## Written instruction
Reproduce the data that follows in its entirety, character for character.

* Start Data to process *

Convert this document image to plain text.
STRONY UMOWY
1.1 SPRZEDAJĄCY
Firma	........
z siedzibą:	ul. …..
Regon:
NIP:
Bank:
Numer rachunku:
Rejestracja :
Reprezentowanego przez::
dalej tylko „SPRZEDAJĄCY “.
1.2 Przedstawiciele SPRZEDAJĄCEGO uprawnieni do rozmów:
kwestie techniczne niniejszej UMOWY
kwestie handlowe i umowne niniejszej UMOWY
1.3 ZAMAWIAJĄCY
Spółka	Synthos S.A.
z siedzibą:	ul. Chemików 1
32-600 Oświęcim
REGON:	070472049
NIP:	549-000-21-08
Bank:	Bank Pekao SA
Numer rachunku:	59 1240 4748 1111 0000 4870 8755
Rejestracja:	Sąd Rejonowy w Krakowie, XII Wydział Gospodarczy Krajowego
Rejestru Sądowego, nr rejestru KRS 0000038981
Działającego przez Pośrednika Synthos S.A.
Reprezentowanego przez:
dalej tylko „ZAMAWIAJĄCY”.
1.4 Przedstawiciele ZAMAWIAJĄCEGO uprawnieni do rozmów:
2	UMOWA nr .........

* End Data to process *

## Solution to this exercise
Convert this document image to plain text.
STRONY UMOWY
1.1 SPRZEDAJĄCY
Firma	........
z siedzibą:	ul. …..
Regon:
NIP:
Bank:
Numer rachunku:
Rejestracja :
Reprezentowanego przez::
dalej tylko „SPRZEDAJĄCY “.
1.2 Przedstawiciele SPRZEDAJĄCEGO uprawnieni do rozmów:
kwestie techniczne niniejszej UMOWY
kwestie handlowe i umowne niniejszej UMOWY
1.3 ZAMAWIAJĄCY
Spółka	Synthos S.A.
z siedzibą:	ul. Chemików 1
32-600 Oświęcim
REGON:	070472049
NIP:	549-000-21-08
Bank:	Bank Pekao SA
Numer rachunku:	59 1240 4748 1111 0000 4870 8755
Rejestracja:	Sąd Rejonowy w Krakowie, XII Wydział Gospodarczy Krajowego
Rejestru Sądowego, nr rejestru KRS 0000038981
Działającego przez Pośrednika Synthos S.A.
Reprezentowanego przez:
dalej tylko „ZAMAWIAJĄCY”.
1.4 Przedstawiciele ZAMAWIAJĄCEGO uprawnieni do rozmów:
2	UMOWA nr .........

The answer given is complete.